- [TEXTAUSZUG]
_ _ _ _

Kuba: Vor dem Amtsantritt des neuen US-Präsidenten will Havanna noch mit seinem Vorgänger ausgehandelte Abkommen besiegeln.
Bis zum Amtsantritt von Donald Trump am Freitag möchte Kuba noch möglichst viele Ergebnisse der monatelangen Gespräche mit Vertretern der Administration von US-Präsident Barack Obama festzurren. In bilateralen Kommissionen hatten Diplomaten beider Seiten in zahlreichen Punkten Übereinstimmung erzielt. Jetzt soll die Ernte eingefahren werden, solange es noch geht. Havanna fürchtet, dass künftige Verhandlungen in jedem Fall schwieriger verlaufen, unabhängig davon, welchen Kurs Trump tatsächlich gegenüber Kuba einschlägt. Auch wenn die unter Obama begonnenen Gespräche fortgesetzt werden sollten, dürfte schon der bevorstehende Austausch des US-Personals zu Rückschlägen führen. Die kubanische Politik versucht sich darauf einzustellen und hat kurz vor dem Präsidentenwechsel noch eine Reihe Vereinbarungen unter Dach und Fach gebracht.

_ _ _ _

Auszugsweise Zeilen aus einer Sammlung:
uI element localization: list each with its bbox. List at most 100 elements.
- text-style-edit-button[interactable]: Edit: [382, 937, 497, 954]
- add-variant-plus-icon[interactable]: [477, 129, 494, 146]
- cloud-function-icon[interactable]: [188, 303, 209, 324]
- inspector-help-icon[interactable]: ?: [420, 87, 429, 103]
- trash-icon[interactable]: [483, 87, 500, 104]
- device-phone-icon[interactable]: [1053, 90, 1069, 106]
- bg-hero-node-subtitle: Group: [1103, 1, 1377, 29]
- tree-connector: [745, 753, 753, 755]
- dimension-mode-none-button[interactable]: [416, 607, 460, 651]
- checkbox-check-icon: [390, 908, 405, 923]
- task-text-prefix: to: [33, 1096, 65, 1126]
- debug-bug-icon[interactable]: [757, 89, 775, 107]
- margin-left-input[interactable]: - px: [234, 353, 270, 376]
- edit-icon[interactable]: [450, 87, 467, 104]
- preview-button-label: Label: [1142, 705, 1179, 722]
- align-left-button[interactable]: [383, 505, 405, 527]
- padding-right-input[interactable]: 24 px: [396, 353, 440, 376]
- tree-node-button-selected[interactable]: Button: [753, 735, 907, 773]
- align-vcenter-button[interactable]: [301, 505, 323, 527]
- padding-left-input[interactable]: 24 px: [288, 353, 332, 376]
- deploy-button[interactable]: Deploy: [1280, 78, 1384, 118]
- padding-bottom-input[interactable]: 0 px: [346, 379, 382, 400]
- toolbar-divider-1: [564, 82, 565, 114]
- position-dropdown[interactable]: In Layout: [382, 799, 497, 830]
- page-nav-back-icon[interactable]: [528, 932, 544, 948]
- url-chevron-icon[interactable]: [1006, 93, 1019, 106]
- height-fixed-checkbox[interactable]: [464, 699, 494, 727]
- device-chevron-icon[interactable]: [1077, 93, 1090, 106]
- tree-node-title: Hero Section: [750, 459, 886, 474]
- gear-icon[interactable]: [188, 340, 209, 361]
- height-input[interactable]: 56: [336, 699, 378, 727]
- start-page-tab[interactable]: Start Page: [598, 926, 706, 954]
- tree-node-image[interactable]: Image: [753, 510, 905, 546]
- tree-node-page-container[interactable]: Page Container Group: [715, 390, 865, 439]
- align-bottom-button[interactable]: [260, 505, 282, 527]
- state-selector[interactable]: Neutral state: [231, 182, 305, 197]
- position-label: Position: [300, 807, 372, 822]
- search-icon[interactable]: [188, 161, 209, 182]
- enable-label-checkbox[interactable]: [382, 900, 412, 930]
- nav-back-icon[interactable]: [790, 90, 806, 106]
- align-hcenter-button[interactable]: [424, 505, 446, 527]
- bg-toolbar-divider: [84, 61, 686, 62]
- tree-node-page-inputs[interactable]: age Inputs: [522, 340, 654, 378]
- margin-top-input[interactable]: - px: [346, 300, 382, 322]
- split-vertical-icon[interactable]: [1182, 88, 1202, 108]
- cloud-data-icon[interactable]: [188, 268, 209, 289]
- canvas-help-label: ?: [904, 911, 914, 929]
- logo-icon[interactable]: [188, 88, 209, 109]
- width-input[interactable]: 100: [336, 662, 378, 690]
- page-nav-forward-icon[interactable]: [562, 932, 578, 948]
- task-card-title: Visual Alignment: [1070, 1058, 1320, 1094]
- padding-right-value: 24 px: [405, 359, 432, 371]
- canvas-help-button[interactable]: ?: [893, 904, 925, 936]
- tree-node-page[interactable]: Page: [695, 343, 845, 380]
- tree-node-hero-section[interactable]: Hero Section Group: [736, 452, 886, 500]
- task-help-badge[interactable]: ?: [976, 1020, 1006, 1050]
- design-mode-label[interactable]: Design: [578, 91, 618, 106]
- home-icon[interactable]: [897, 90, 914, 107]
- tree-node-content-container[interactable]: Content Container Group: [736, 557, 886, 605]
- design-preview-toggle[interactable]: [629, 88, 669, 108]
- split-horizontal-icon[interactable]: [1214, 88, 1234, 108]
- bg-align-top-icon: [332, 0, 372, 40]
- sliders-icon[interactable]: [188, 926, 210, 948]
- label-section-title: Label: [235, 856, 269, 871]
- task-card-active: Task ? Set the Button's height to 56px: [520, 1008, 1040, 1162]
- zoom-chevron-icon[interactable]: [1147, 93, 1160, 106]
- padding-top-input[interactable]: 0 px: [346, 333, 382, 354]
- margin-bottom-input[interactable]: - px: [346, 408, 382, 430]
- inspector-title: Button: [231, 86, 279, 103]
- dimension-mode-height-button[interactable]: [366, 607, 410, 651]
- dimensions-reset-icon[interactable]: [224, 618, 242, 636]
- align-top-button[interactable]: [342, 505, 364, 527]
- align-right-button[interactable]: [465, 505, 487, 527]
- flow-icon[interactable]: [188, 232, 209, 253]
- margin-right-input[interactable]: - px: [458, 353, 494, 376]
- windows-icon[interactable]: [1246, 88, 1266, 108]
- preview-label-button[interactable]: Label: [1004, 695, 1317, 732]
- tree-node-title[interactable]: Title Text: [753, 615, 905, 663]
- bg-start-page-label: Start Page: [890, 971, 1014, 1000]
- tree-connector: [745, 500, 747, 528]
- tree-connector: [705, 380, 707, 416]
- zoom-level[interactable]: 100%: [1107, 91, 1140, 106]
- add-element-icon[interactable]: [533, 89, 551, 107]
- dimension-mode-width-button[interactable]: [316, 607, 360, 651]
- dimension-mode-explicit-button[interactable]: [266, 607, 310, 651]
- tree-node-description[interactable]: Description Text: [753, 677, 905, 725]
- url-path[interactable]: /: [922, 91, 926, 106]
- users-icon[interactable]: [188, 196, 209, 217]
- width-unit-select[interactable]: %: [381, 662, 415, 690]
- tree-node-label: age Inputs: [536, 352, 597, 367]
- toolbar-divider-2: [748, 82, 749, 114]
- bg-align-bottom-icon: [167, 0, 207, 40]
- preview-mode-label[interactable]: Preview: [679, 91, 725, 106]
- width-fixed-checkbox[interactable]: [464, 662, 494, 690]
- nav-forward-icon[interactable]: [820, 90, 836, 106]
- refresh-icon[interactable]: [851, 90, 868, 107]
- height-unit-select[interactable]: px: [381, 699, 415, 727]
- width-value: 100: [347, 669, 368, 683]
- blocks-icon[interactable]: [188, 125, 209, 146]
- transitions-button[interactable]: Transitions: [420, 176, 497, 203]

_ _ _ _

- [AUFGABE 1]
Fasse den Text über Kuba in zwei Sätzen zusammen.
- [AUFGABE 2]
Ermittle, wie viele Zeilen die Zeichenfolge „split“ enthalten, wobei Groß- und Kleinschreibung zu beachten ist. Nenne nur die Zahl.
Der Text und die Zeilen haben nichts miteinander zu tun.

- [RICHTIGE ANTWORT 1]
Kuba will vor Donald Trumps Amtsantritt am Freitag möglichst viele Ergebnisse der monatelangen Gespräche mit der Administration von Barack Obama festzurren, nachdem Diplomaten beider Seiten in bilateralen Kommissionen in zahlreichen Punkten Übereinstimmung erzielt hatten. Da Havanna in jedem Fall schwierigere Verhandlungen und schon durch den Austausch des US-Personals Rückschläge fürchtet, hat es kurz vor dem Präsidentenwechsel noch eine Reihe Vereinbarungen unter Dach und Fach gebracht.

- [RICHTIGE ANTWORT 2]
2